----- Records provided
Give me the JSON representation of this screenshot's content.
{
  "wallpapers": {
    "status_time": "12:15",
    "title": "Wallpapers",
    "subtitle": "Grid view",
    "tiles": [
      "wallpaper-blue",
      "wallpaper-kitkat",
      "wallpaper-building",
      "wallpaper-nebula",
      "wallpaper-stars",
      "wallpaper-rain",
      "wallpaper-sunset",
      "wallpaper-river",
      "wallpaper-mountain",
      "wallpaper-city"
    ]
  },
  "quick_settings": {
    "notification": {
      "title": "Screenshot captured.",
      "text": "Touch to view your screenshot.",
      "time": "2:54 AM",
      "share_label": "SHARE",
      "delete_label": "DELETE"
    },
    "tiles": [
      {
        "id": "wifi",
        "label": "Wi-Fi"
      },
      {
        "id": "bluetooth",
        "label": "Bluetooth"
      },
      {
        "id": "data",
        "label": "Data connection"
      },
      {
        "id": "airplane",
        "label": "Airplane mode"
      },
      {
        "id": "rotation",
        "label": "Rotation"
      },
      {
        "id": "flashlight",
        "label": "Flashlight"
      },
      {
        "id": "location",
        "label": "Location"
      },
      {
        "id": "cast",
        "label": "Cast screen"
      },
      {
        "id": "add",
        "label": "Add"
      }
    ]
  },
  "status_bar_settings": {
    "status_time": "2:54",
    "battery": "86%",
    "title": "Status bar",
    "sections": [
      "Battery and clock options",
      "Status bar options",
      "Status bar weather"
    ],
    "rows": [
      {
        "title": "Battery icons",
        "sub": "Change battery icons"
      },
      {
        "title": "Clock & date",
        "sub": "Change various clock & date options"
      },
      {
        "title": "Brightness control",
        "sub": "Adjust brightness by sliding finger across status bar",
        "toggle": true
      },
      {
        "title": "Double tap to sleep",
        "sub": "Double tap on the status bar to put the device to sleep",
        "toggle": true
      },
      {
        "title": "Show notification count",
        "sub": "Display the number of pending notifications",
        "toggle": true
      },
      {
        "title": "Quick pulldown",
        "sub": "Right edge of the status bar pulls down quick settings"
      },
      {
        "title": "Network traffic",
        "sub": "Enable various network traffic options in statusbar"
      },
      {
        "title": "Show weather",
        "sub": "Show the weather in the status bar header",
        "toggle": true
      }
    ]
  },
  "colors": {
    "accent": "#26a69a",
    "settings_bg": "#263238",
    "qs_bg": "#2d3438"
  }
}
----------
Give the complete listing a second time, exactly as it reads.

• _Final answer_:
Give me the JSON representation of this screenshot's content.
{
  "wallpapers": {
    "status_time": "12:15",
    "title": "Wallpapers",
    "subtitle": "Grid view",
    "tiles": [
      "wallpaper-blue",
      "wallpaper-kitkat",
      "wallpaper-building",
      "wallpaper-nebula",
      "wallpaper-stars",
      "wallpaper-rain",
      "wallpaper-sunset",
      "wallpaper-river",
      "wallpaper-mountain",
      "wallpaper-city"
    ]
  },
  "quick_settings": {
    "notification": {
      "title": "Screenshot captured.",
      "text": "Touch to view your screenshot.",
      "time": "2:54 AM",
      "share_label": "SHARE",
      "delete_label": "DELETE"
    },
    "tiles": [
      {
        "id": "wifi",
        "label": "Wi-Fi"
      },
      {
        "id": "bluetooth",
        "label": "Bluetooth"
      },
      {
        "id": "data",
        "label": "Data connection"
      },
      {
        "id": "airplane",
        "label": "Airplane mode"
      },
      {
        "id": "rotation",
        "label": "Rotation"
      },
      {
        "id": "flashlight",
        "label": "Flashlight"
      },
      {
        "id": "location",
        "label": "Location"
      },
      {
        "id": "cast",
        "label": "Cast screen"
      },
      {
        "id": "add",
        "label": "Add"
      }
    ]
  },
  "status_bar_settings": {
    "status_time": "2:54",
    "battery": "86%",
    "title": "Status bar",
    "sections": [
      "Battery and clock options",
      "Status bar options",
      "Status bar weather"
    ],
    "rows": [
      {
        "title": "Battery icons",
        "sub": "Change battery icons"
      },
      {
        "title": "Clock & date",
        "sub": "Change various clock & date options"
      },
      {
        "title": "Brightness control",
        "sub": "Adjust brightness by sliding finger across status bar",
        "toggle": true
      },
      {
        "title": "Double tap to sleep",
        "sub": "Double tap on the status bar to put the device to sleep",
        "toggle": true
      },
      {
        "title": "Show notification count",
        "sub": "Display the number of pending notifications",
        "toggle": true
      },
      {
        "title": "Quick pulldown",
        "sub": "Right edge of the status bar pulls down quick settings"
      },
      {
        "title": "Network traffic",
        "sub": "Enable various network traffic options in statusbar"
      },
      {
        "title": "Show weather",
        "sub": "Show the weather in the status bar header",
        "toggle": true
      }
    ]
  },
  "colors": {
    "accent": "#26a69a",
    "settings_bg": "#263238",
    "qs_bg": "#2d3438"
  }
}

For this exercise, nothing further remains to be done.